- _YOUR OBJECTIVE_: Gather every line holding the string "Coloca".

- _STORED ROWS_:

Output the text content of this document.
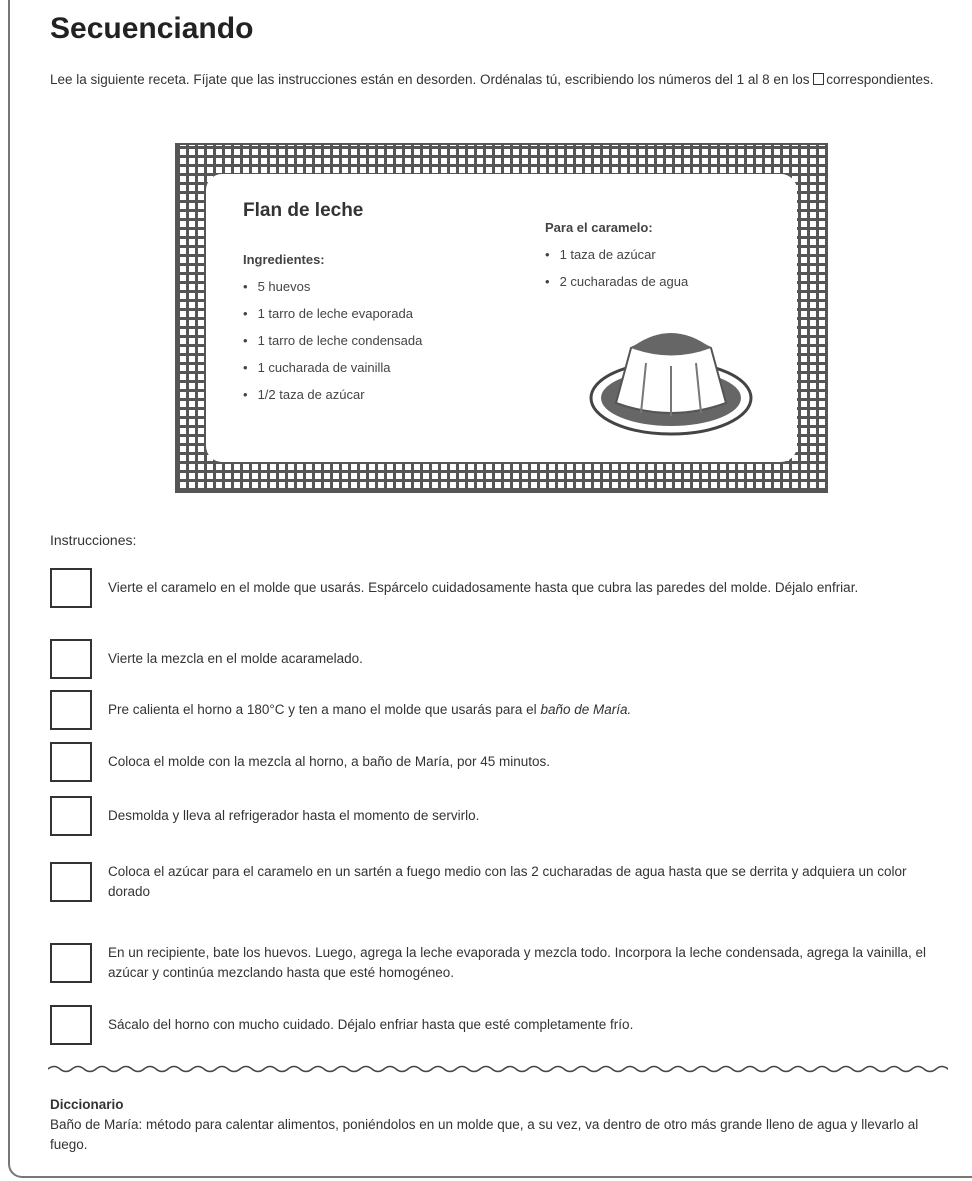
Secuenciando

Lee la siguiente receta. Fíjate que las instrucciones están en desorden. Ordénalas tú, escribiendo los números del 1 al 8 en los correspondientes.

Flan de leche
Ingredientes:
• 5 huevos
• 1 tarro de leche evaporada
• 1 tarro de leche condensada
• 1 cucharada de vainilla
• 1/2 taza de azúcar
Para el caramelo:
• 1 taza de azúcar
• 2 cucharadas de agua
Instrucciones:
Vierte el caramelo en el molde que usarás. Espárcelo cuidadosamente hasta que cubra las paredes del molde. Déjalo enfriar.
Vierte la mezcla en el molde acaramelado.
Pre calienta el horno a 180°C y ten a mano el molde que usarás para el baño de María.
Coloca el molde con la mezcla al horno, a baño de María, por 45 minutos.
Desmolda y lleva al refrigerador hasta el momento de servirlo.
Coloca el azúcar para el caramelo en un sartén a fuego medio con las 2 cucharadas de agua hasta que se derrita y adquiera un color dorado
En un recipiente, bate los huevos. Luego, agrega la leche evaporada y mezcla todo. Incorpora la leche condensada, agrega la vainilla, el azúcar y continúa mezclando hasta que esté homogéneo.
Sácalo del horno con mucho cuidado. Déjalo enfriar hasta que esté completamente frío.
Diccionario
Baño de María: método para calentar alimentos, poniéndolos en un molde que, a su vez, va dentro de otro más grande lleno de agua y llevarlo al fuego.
* * *
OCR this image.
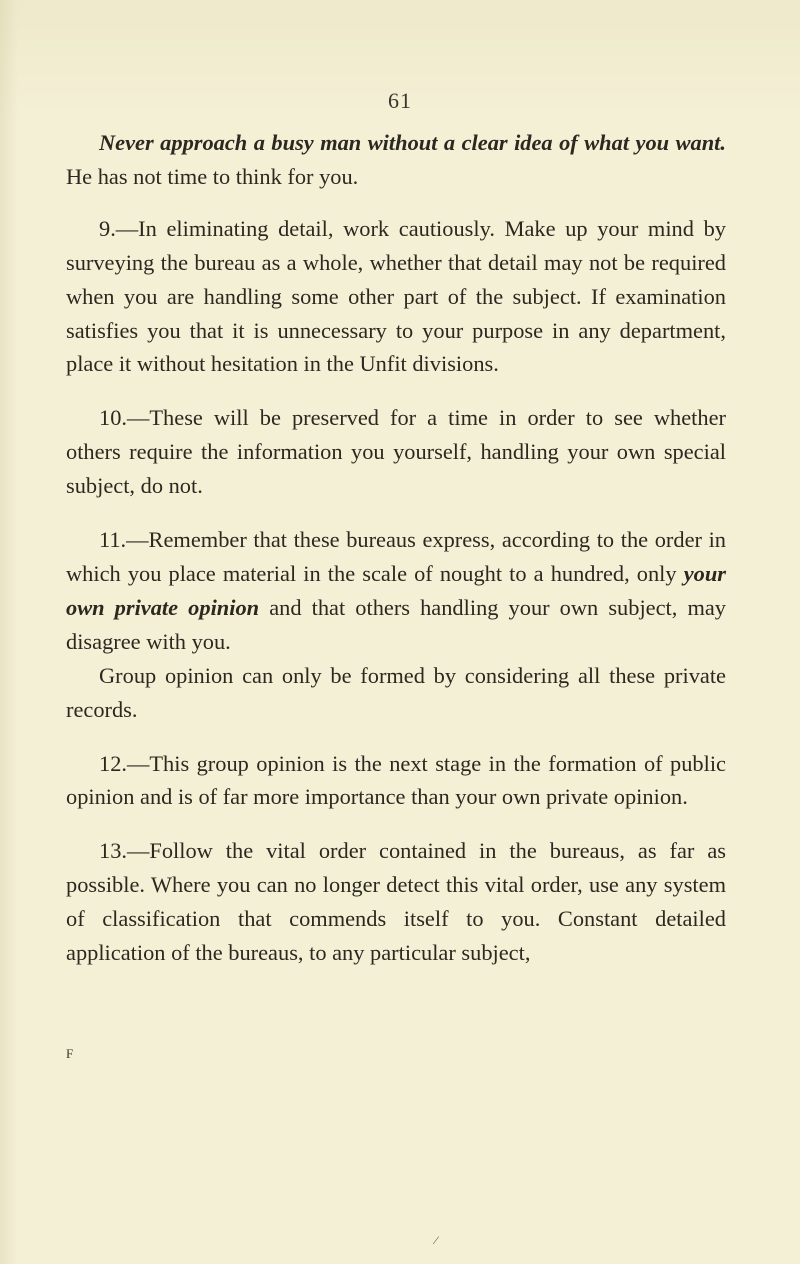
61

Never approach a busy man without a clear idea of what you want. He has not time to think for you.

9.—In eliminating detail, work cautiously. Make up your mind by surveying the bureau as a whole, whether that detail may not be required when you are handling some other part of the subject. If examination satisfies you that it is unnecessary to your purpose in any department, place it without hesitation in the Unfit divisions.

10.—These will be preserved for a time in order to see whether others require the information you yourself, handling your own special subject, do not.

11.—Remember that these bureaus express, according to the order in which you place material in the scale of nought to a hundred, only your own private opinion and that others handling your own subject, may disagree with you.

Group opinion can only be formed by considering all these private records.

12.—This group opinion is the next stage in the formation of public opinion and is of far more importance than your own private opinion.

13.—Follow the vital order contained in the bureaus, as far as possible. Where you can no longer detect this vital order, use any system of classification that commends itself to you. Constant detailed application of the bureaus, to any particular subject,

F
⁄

- _FINAL RESULT_:
Coloca el molde con la mezcla al horno, a baño de María, por 45 minutos.
Coloca el azúcar para el caramelo en un sartén a fuego medio con las 2 cucharadas de agua hasta que se derrita y adquiera un color dorado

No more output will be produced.